-- WHAT YOU HAVE TO DO --
Scan the following material for the string "siguientes" and copy each line in which it appears.

BEGIN RECORDS FOR THE EXERCISE

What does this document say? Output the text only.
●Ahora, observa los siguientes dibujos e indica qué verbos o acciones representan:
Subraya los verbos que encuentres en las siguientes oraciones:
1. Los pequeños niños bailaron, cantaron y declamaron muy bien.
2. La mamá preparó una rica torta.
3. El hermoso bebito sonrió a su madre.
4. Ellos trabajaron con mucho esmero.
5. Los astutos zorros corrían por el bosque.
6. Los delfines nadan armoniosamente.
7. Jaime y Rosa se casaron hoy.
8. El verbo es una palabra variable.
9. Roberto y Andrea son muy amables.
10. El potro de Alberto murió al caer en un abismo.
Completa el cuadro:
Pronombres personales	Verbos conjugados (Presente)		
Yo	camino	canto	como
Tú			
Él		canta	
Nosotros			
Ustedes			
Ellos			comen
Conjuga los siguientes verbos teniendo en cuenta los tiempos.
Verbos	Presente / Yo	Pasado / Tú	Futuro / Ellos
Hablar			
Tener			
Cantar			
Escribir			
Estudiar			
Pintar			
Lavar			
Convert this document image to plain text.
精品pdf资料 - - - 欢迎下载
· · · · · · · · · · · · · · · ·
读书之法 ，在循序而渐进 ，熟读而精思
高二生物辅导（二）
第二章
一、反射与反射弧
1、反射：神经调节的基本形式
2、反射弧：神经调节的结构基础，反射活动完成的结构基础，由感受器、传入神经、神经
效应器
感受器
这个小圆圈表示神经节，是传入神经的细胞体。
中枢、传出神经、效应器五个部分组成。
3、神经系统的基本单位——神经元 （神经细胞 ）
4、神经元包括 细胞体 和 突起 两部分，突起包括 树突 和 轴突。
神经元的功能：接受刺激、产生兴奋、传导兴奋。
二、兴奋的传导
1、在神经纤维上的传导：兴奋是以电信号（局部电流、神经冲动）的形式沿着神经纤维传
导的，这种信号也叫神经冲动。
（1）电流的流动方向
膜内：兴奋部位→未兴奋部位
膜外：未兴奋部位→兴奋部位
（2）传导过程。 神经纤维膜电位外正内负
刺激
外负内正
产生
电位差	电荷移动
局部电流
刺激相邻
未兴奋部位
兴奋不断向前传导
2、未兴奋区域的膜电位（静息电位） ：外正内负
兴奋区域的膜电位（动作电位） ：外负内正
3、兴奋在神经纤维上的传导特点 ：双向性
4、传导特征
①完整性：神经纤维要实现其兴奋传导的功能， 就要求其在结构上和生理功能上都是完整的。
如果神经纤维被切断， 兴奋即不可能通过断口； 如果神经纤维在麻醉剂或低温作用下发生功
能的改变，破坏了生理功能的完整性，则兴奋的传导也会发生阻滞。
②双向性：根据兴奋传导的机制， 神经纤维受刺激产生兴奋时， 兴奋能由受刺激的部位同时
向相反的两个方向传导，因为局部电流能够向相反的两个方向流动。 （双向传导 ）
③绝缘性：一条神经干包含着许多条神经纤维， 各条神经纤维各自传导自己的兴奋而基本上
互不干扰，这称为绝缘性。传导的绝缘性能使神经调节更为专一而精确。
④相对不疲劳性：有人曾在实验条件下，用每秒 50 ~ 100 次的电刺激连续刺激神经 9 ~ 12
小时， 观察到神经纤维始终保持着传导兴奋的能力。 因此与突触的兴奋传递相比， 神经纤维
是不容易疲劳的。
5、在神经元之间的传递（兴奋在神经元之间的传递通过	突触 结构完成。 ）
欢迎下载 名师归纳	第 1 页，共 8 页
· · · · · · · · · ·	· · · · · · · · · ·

END RECORDS FOR THE EXERCISE

-- PROBLEM SOLUTION --
●Ahora, observa los siguientes dibujos e indica qué verbos o acciones representan:
Subraya los verbos que encuentres en las siguientes oraciones:
Conjuga los siguientes verbos teniendo en cuenta los tiempos.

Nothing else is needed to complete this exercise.